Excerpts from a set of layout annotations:
□ □ □
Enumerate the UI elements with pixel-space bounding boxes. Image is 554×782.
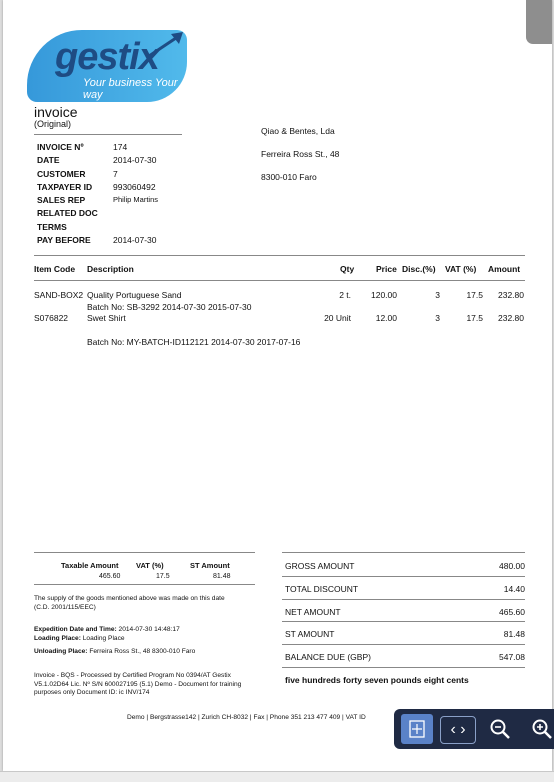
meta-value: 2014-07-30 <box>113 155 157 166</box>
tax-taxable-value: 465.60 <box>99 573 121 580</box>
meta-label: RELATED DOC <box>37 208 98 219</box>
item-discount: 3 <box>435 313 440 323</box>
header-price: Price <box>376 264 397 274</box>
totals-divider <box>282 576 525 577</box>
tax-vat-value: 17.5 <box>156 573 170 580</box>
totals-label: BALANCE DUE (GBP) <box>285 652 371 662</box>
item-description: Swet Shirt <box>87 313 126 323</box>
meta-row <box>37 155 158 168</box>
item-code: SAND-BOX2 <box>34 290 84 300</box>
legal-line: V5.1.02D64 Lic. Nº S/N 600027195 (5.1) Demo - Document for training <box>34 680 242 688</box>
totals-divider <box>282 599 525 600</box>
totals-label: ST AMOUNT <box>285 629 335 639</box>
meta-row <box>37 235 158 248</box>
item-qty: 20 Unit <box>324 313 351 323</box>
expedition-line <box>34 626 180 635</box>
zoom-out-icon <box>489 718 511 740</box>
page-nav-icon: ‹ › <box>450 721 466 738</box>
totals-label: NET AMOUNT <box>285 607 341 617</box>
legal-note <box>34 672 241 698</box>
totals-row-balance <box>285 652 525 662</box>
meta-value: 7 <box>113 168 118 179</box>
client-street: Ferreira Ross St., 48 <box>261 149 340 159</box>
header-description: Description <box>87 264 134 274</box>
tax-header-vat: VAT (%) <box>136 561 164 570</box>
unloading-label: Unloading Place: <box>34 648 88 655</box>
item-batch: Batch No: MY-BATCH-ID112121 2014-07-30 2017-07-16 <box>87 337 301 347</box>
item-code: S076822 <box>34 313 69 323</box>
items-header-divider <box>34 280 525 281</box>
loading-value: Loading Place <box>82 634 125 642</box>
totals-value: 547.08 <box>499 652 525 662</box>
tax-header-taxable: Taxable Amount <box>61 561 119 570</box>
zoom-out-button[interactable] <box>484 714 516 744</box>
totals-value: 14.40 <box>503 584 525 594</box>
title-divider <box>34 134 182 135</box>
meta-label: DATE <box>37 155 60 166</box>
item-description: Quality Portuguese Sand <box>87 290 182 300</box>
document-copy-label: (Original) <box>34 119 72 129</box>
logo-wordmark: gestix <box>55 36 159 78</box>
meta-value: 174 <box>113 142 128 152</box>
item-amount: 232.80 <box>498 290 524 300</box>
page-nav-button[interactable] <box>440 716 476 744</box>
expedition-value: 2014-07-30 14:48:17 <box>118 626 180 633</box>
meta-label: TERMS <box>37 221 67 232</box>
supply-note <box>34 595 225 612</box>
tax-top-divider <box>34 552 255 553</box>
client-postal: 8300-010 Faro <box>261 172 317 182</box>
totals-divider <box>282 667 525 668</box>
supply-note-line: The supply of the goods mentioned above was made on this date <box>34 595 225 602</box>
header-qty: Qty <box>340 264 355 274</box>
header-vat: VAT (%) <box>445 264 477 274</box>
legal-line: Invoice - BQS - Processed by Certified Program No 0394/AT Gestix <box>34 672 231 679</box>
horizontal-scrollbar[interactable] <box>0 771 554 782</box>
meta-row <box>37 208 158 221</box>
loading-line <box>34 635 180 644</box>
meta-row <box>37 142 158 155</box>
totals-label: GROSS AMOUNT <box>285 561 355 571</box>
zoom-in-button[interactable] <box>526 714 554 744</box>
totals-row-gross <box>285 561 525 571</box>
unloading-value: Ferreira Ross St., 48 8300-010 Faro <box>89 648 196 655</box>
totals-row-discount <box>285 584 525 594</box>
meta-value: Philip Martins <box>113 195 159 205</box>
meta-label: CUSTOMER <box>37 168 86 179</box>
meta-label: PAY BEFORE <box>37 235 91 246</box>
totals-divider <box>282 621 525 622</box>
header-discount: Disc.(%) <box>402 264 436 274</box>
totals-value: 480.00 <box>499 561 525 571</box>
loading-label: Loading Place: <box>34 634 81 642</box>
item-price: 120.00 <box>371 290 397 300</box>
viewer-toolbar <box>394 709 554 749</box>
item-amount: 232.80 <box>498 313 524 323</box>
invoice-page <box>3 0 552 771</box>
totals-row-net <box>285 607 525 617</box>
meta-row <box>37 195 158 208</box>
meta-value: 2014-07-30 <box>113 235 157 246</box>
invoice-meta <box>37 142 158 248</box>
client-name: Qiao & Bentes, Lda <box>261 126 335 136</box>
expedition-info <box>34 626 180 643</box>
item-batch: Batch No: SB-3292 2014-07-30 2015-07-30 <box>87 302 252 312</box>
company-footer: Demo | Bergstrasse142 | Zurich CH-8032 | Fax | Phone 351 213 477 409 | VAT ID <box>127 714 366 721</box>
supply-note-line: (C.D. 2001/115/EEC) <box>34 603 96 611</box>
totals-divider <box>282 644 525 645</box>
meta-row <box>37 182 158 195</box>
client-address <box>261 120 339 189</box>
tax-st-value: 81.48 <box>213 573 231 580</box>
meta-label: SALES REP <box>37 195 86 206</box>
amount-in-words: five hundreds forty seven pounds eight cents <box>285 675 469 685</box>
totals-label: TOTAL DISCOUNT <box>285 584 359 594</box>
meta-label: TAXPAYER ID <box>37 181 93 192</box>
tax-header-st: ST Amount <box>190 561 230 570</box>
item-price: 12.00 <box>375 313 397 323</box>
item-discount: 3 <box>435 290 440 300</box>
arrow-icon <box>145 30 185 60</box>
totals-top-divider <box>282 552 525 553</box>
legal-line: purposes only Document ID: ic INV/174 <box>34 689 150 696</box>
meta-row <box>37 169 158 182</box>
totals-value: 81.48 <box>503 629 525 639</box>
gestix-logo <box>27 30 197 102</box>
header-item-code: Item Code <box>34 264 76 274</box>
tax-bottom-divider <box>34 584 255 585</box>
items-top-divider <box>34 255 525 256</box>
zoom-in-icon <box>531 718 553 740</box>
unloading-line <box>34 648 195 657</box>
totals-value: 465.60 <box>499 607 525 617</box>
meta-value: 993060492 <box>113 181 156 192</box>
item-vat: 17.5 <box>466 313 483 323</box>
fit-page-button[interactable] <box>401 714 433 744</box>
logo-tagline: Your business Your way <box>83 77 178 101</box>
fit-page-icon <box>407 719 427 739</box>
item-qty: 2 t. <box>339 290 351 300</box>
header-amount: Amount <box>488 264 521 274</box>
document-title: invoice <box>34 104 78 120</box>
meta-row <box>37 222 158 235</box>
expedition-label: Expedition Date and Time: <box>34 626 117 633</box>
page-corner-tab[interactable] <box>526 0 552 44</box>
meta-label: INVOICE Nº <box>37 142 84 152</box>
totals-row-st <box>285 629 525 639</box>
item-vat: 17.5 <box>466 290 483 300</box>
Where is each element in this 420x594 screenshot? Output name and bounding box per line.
□ □ □
__Written instruction__.
Reproduce every line of the entries above verbatim, omitting the pictures.

__Answer to this exercise__.
Enumerate the UI elements with pixel-space bounding boxes. Image is 554×782.
meta-value: 2014-07-30 <box>113 155 157 166</box>
tax-taxable-value: 465.60 <box>99 573 121 580</box>
meta-label: RELATED DOC <box>37 208 98 219</box>
item-discount: 3 <box>435 313 440 323</box>
header-price: Price <box>376 264 397 274</box>
totals-divider <box>282 576 525 577</box>
tax-vat-value: 17.5 <box>156 573 170 580</box>
totals-label: BALANCE DUE (GBP) <box>285 652 371 662</box>
item-description: Swet Shirt <box>87 313 126 323</box>
meta-row <box>37 155 158 168</box>
item-code: SAND-BOX2 <box>34 290 84 300</box>
legal-line: V5.1.02D64 Lic. Nº S/N 600027195 (5.1) Demo - Document for training <box>34 680 242 688</box>
totals-divider <box>282 599 525 600</box>
totals-label: ST AMOUNT <box>285 629 335 639</box>
meta-row <box>37 235 158 248</box>
item-qty: 20 Unit <box>324 313 351 323</box>
expedition-line <box>34 626 180 635</box>
zoom-out-icon <box>489 718 511 740</box>
page-nav-icon: ‹ › <box>450 721 466 738</box>
totals-label: NET AMOUNT <box>285 607 341 617</box>
legal-note <box>34 672 241 698</box>
totals-row-balance <box>285 652 525 662</box>
meta-value: 7 <box>113 168 118 179</box>
client-street: Ferreira Ross St., 48 <box>261 149 340 159</box>
header-description: Description <box>87 264 134 274</box>
tax-header-vat: VAT (%) <box>136 561 164 570</box>
unloading-label: Unloading Place: <box>34 648 88 655</box>
item-batch: Batch No: MY-BATCH-ID112121 2014-07-30 2017-07-16 <box>87 337 301 347</box>
item-code: S076822 <box>34 313 69 323</box>
items-header-divider <box>34 280 525 281</box>
loading-value: Loading Place <box>82 634 125 642</box>
totals-value: 547.08 <box>499 652 525 662</box>
tax-header-taxable: Taxable Amount <box>61 561 119 570</box>
zoom-out-button[interactable] <box>484 714 516 744</box>
totals-value: 14.40 <box>503 584 525 594</box>
title-divider <box>34 134 182 135</box>
meta-label: DATE <box>37 155 60 166</box>
item-description: Quality Portuguese Sand <box>87 290 182 300</box>
document-copy-label: (Original) <box>34 119 72 129</box>
logo-wordmark: gestix <box>55 36 159 78</box>
meta-value: 174 <box>113 142 128 152</box>
item-amount: 232.80 <box>498 290 524 300</box>
page-nav-button[interactable] <box>440 716 476 744</box>
expedition-value: 2014-07-30 14:48:17 <box>118 626 180 633</box>
meta-label: TERMS <box>37 221 67 232</box>
supply-note <box>34 595 225 612</box>
tax-top-divider <box>34 552 255 553</box>
client-postal: 8300-010 Faro <box>261 172 317 182</box>
totals-divider <box>282 667 525 668</box>
supply-note-line: The supply of the goods mentioned above was made on this date <box>34 595 225 602</box>
header-qty: Qty <box>340 264 355 274</box>
header-vat: VAT (%) <box>445 264 477 274</box>
legal-line: Invoice - BQS - Processed by Certified Program No 0394/AT Gestix <box>34 672 231 679</box>
horizontal-scrollbar[interactable] <box>0 771 554 782</box>
meta-row <box>37 208 158 221</box>
loading-line <box>34 635 180 644</box>
meta-row <box>37 142 158 155</box>
totals-label: GROSS AMOUNT <box>285 561 355 571</box>
zoom-in-button[interactable] <box>526 714 554 744</box>
totals-row-gross <box>285 561 525 571</box>
unloading-value: Ferreira Ross St., 48 8300-010 Faro <box>89 648 196 655</box>
totals-row-discount <box>285 584 525 594</box>
meta-value: Philip Martins <box>113 195 159 205</box>
meta-label: CUSTOMER <box>37 168 86 179</box>
meta-label: PAY BEFORE <box>37 235 91 246</box>
totals-divider <box>282 621 525 622</box>
header-discount: Disc.(%) <box>402 264 436 274</box>
totals-value: 480.00 <box>499 561 525 571</box>
loading-label: Loading Place: <box>34 634 81 642</box>
item-price: 120.00 <box>371 290 397 300</box>
viewer-toolbar <box>394 709 554 749</box>
item-amount: 232.80 <box>498 313 524 323</box>
invoice-page <box>3 0 552 771</box>
totals-row-net <box>285 607 525 617</box>
meta-row <box>37 195 158 208</box>
meta-value: 2014-07-30 <box>113 235 157 246</box>
invoice-meta <box>37 142 158 248</box>
client-name: Qiao & Bentes, Lda <box>261 126 335 136</box>
expedition-info <box>34 626 180 643</box>
item-batch: Batch No: SB-3292 2014-07-30 2015-07-30 <box>87 302 252 312</box>
company-footer: Demo | Bergstrasse142 | Zurich CH-8032 | Fax | Phone 351 213 477 409 | VAT ID <box>127 714 366 721</box>
supply-note-line: (C.D. 2001/115/EEC) <box>34 603 96 611</box>
totals-divider <box>282 644 525 645</box>
meta-row <box>37 182 158 195</box>
client-address <box>261 120 339 189</box>
tax-st-value: 81.48 <box>213 573 231 580</box>
meta-label: SALES REP <box>37 195 86 206</box>
amount-in-words: five hundreds forty seven pounds eight cents <box>285 675 469 685</box>
totals-label: TOTAL DISCOUNT <box>285 584 359 594</box>
meta-label: TAXPAYER ID <box>37 181 93 192</box>
tax-header-st: ST Amount <box>190 561 230 570</box>
item-price: 12.00 <box>375 313 397 323</box>
item-discount: 3 <box>435 290 440 300</box>
arrow-icon <box>145 30 185 60</box>
totals-top-divider <box>282 552 525 553</box>
legal-line: purposes only Document ID: ic INV/174 <box>34 689 150 696</box>
meta-row <box>37 169 158 182</box>
totals-value: 81.48 <box>503 629 525 639</box>
gestix-logo <box>27 30 197 102</box>
header-item-code: Item Code <box>34 264 76 274</box>
tax-bottom-divider <box>34 584 255 585</box>
items-top-divider <box>34 255 525 256</box>
zoom-in-icon <box>531 718 553 740</box>
unloading-line <box>34 648 195 657</box>
totals-value: 465.60 <box>499 607 525 617</box>
meta-value: 993060492 <box>113 181 156 192</box>
item-vat: 17.5 <box>466 313 483 323</box>
fit-page-button[interactable] <box>401 714 433 744</box>
logo-tagline: Your business Your way <box>83 77 178 101</box>
fit-page-icon <box>407 719 427 739</box>
item-qty: 2 t. <box>339 290 351 300</box>
header-amount: Amount <box>488 264 521 274</box>
document-title: invoice <box>34 104 78 120</box>
meta-row <box>37 222 158 235</box>
expedition-label: Expedition Date and Time: <box>34 626 117 633</box>
page-corner-tab[interactable] <box>526 0 552 44</box>
meta-label: INVOICE Nº <box>37 142 84 152</box>
totals-row-st <box>285 629 525 639</box>
item-vat: 17.5 <box>466 290 483 300</box>
Where is each element in this 420x594 screenshot? Output name and bounding box per line.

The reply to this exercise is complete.